Passage provided:
==============================
All year 4K has been the watercooler topic across the industry. But how far off is the widespread adoption of 4K as a consumer technology? Will 2014 be the year that Ultra HD takes off or cools off?

4k in the home
How fast is the UK and Europe is going to adopt 4K? The answer depends largely on who you listen to. Most camera manufacturers are nothing short of bullish, but the reality is that 4K acquisition technology has raced ahead of the rest of the market – a trend which is set to continue in 2014.
History tells us that the tipping point for broadcast technology comes at a point when consumers can receive it in the home in meaningful numbers, says Michael Inouye, senior analyst at ABI research. In fact, most technology analysts agree that this is still some way off. “By 2018, 6% of households in Western Europe will have 4K sets,” says Inouye.
The rate determining step will be how fast the price of 4K sets falls – rather than how much content is available, which at the moment is not very much, he adds.
ABI predicts that despite high profile events such as the 2014 World Cup in Brazil and Sochi Winter Olympics their impact on 4K adoption will be minimal. “It’s simply too early,” says Inouye.
Supporting technologies like HEVC and HDMI 2.0 will also need time to establish solid footholds. The lack of domestic penetration is having an impact on broadcasters too, making them cautious.
BSkyB chief engineer Chris Johns has said that Sky will not rush into Ultra HD until it can be sure it can deliver a lot more to consumers than at present.

4k cameras
Barry Bassett, md at hire company VMI, notes that from an acquisition viewpoint 4K adoption has been rapid.
“Those who are choosing to shoot 4K are doing so for the same reasons that people took to HD – that is to be able to pan and scan.”
 Lenses are no longer a stumbling block, adds Bassett, as Canon have a range of 4K cinema zooms and quality lenses such as Arri master primes, Cooke S4 and Angenieux Optimo zooms all deliver 4K.
“I suppose the real problem for the industry is that everyone is offering a 4K solution, but as yet no commissioners are showing any tangible excitement about actually commissioning anything in this new medium.”
Eben Clancy, director of post production for Timeline Television, adds that it’s no surprise that 4K is being driven very much by acquistion technology.  “If you are buying a new camera it’s difficult to buy one that’s not 4K. The great thing about it for post is you can zoom in four times and still have a full res HD picture.”
==============================
Records to process:
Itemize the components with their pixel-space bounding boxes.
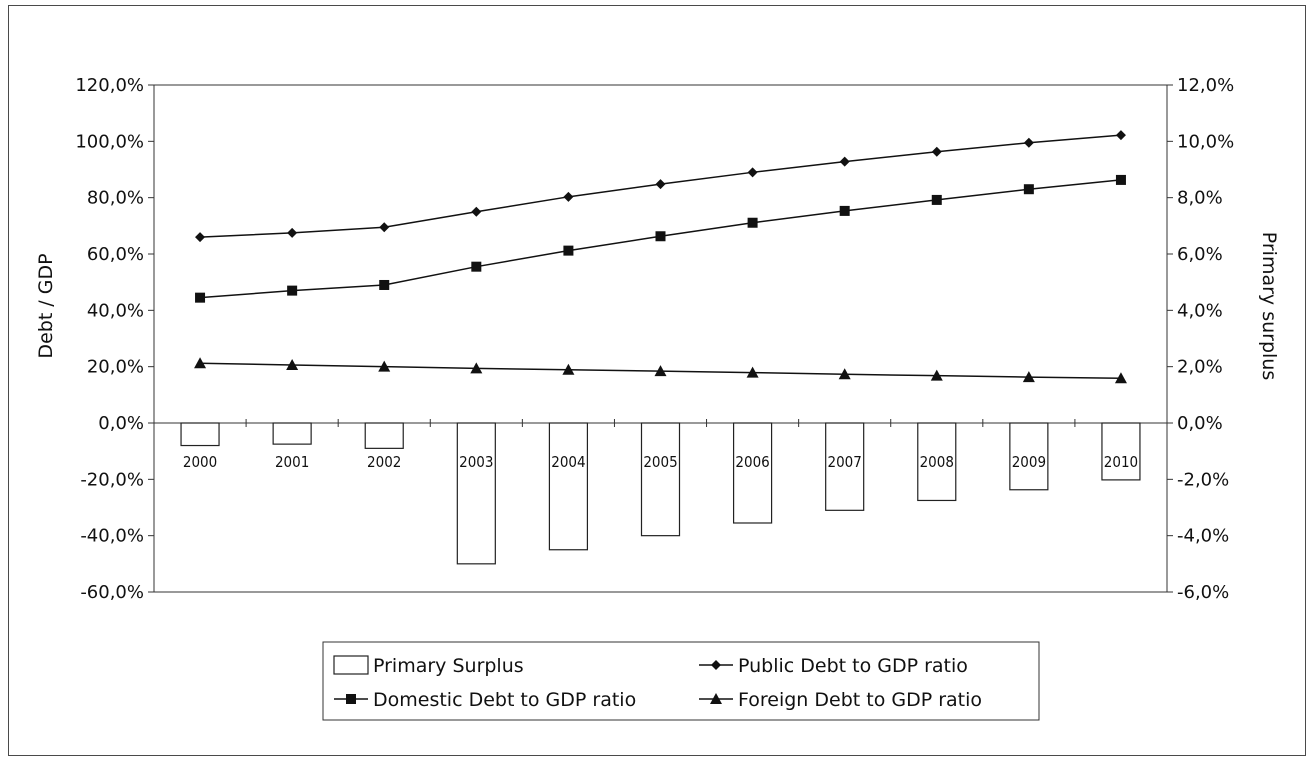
==============================
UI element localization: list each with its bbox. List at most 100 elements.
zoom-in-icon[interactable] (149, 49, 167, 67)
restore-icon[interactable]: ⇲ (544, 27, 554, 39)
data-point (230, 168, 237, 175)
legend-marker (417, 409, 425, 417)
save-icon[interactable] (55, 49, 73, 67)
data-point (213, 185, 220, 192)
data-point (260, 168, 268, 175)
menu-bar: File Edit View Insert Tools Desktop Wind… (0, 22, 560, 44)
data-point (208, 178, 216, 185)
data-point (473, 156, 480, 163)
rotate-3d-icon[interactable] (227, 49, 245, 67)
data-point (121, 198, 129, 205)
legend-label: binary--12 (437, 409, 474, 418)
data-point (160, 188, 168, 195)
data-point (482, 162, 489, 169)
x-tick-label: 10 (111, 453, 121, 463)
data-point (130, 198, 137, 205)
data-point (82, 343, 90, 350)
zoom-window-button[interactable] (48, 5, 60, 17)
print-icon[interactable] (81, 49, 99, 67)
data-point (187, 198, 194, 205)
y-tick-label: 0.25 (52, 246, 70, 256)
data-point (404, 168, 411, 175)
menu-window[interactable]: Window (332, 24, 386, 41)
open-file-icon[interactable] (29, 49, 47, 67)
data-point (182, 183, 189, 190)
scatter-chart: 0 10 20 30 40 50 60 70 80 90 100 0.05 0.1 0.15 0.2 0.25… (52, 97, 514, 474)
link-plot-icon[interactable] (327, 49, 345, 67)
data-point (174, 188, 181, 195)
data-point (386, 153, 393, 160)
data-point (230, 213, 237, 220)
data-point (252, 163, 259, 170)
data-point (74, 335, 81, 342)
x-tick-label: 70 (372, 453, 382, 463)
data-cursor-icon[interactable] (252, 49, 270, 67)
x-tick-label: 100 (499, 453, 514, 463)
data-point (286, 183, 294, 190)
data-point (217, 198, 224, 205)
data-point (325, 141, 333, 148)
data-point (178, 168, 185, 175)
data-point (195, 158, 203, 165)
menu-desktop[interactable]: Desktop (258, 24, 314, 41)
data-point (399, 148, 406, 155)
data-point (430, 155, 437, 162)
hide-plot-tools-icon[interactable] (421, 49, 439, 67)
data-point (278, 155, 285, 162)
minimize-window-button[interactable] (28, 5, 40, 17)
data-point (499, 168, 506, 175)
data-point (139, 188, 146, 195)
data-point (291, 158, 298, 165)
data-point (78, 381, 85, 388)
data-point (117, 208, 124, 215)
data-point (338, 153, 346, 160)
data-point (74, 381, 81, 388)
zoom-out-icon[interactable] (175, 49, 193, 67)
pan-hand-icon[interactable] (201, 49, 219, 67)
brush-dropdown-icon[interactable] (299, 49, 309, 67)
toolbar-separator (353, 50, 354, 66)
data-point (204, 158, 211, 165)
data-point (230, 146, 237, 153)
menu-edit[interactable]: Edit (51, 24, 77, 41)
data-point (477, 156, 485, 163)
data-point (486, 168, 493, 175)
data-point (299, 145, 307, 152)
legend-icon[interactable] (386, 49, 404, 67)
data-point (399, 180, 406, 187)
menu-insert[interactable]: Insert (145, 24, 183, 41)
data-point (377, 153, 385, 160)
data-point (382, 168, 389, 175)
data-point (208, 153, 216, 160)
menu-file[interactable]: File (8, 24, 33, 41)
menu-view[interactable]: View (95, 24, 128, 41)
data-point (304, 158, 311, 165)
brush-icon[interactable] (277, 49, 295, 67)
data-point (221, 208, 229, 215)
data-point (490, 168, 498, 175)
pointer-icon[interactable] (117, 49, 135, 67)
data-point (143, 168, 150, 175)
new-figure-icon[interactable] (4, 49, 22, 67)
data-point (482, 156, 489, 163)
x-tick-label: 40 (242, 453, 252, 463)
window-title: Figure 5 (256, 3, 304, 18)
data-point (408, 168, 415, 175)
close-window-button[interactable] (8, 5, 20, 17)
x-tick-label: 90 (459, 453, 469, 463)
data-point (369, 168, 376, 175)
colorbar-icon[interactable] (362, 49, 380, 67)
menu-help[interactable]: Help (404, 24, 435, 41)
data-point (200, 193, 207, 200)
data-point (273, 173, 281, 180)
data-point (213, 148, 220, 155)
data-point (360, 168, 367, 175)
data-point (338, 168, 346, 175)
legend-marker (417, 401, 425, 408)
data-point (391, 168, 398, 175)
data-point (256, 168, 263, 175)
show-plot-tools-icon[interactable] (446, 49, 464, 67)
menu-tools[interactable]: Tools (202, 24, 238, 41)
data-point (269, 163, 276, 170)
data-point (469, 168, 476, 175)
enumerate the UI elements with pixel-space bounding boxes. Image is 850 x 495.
==============================
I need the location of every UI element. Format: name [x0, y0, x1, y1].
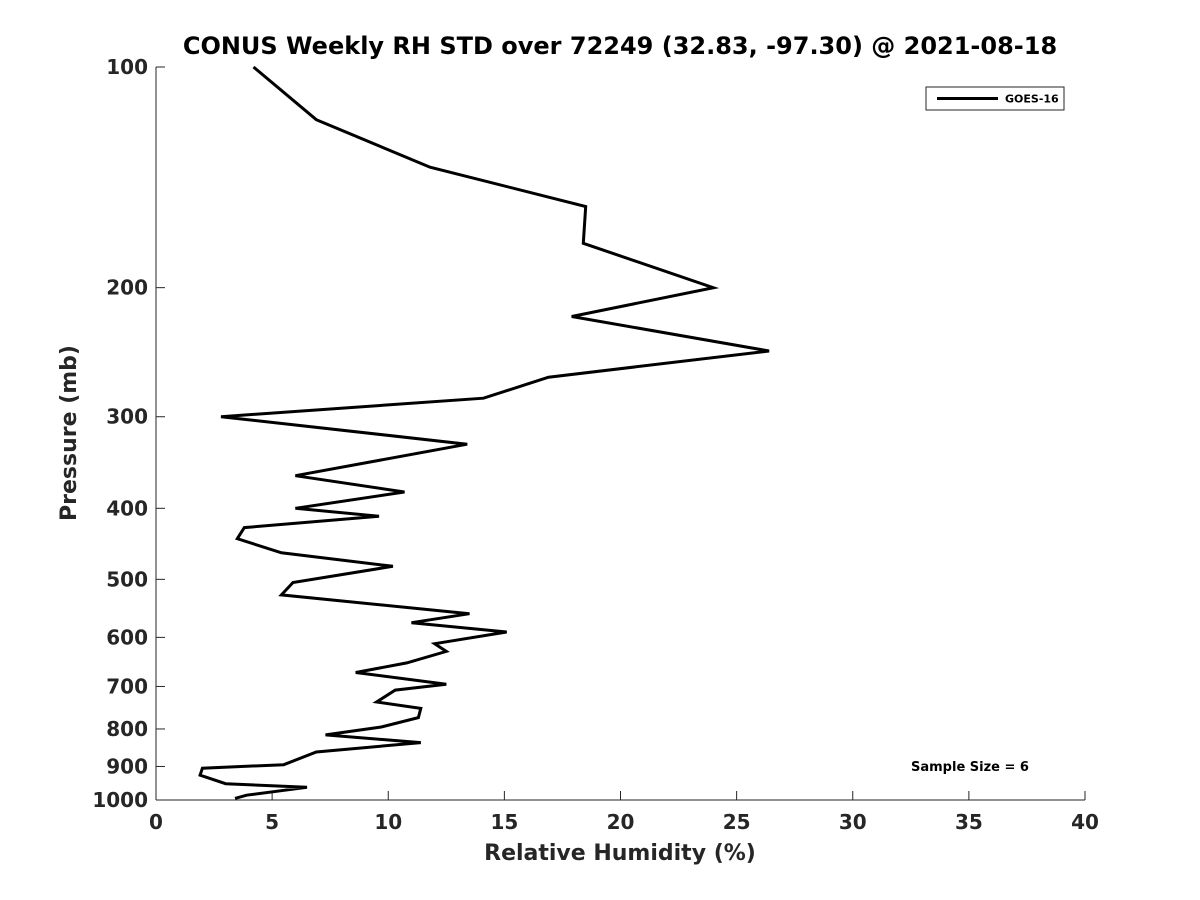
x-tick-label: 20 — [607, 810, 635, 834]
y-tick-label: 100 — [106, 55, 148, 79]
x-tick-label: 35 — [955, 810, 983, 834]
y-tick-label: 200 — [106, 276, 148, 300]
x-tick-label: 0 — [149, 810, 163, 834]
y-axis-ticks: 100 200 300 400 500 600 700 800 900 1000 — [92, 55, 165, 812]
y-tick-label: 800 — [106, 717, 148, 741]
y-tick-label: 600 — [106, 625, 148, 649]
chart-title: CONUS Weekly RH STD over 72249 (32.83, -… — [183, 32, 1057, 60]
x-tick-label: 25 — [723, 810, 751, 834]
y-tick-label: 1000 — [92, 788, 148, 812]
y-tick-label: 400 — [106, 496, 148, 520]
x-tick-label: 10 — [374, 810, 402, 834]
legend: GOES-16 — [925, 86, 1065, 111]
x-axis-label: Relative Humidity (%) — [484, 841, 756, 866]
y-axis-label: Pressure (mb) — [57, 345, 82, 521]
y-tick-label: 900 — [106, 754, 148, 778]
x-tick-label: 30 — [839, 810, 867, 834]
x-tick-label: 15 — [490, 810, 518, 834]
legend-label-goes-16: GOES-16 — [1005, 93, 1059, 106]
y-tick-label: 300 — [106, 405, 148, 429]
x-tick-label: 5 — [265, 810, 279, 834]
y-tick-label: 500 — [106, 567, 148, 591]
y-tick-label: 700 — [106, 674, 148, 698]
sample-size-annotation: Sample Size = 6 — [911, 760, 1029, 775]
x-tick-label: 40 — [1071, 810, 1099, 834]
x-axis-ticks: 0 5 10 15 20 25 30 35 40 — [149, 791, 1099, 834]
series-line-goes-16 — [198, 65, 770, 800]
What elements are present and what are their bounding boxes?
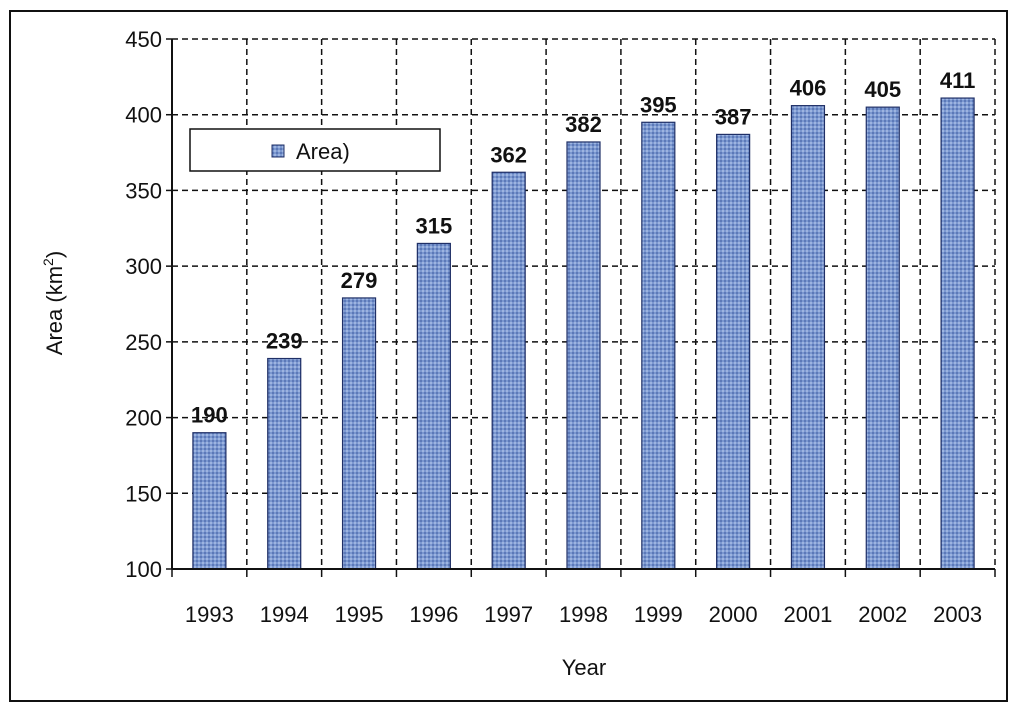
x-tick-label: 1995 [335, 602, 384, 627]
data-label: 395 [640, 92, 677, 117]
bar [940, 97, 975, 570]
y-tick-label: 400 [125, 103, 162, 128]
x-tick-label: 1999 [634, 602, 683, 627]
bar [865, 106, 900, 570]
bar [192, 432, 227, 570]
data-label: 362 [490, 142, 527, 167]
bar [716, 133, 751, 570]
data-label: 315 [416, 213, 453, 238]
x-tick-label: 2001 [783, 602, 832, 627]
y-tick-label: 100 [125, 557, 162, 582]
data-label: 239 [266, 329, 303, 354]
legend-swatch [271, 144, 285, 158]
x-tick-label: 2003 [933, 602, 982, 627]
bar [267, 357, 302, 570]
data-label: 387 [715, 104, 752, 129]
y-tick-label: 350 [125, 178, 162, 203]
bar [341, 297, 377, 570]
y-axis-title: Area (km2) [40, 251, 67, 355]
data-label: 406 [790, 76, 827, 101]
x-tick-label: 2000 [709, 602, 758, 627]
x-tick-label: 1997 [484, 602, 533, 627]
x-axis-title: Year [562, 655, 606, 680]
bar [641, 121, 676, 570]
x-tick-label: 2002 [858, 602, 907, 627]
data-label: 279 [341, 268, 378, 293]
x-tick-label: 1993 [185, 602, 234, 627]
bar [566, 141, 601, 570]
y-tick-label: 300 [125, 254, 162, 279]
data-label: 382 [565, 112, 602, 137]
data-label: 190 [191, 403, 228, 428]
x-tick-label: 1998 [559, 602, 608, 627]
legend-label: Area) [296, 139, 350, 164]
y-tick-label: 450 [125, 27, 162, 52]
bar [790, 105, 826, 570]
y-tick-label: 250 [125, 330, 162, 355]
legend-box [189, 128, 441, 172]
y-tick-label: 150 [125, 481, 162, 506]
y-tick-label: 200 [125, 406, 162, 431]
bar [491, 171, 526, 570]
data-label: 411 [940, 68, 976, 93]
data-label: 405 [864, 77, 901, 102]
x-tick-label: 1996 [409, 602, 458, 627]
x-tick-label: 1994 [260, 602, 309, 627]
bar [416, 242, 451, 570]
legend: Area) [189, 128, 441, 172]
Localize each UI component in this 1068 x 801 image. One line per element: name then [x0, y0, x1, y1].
==============================
Things to do:
- 1) Answer these questions using the passage on 4K adoption.
(a) According to Inouye, what share of households in Western Europe will have 4K sets by 2018?
(b) According to Bassett, what are lenses no longer?
(c) According to Clancy, how many times can you zoom in and still have a full res HD picture?
- 2) Output the lines of the listing starting with the line containing "What elements are" and going on through the line containing "data-label: 190 [191, 403, 228, 428]". Leave out the pictures.

Solutions by task:
- 1)
(a) 6%
(b) A stumbling block
(c) Four times

- 2)
What elements are present and what are their bounding boxes?
x-tick-label: 1995 [335, 602, 384, 627]
data-label: 395 [640, 92, 677, 117]
bar [940, 97, 975, 570]
y-tick-label: 400 [125, 103, 162, 128]
x-tick-label: 1999 [634, 602, 683, 627]
bar [865, 106, 900, 570]
bar [192, 432, 227, 570]
data-label: 362 [490, 142, 527, 167]
bar [716, 133, 751, 570]
data-label: 315 [416, 213, 453, 238]
x-tick-label: 2001 [783, 602, 832, 627]
y-tick-label: 100 [125, 557, 162, 582]
data-label: 239 [266, 329, 303, 354]
legend-swatch [271, 144, 285, 158]
x-tick-label: 2003 [933, 602, 982, 627]
bar [267, 357, 302, 570]
data-label: 387 [715, 104, 752, 129]
y-tick-label: 350 [125, 178, 162, 203]
bar [341, 297, 377, 570]
y-axis-title: Area (km2) [40, 251, 67, 355]
data-label: 406 [790, 76, 827, 101]
x-tick-label: 2000 [709, 602, 758, 627]
x-tick-label: 1997 [484, 602, 533, 627]
x-axis-title: Year [562, 655, 606, 680]
bar [641, 121, 676, 570]
x-tick-label: 2002 [858, 602, 907, 627]
data-label: 279 [341, 268, 378, 293]
x-tick-label: 1993 [185, 602, 234, 627]
bar [566, 141, 601, 570]
y-tick-label: 300 [125, 254, 162, 279]
data-label: 382 [565, 112, 602, 137]
data-label: 190 [191, 403, 228, 428]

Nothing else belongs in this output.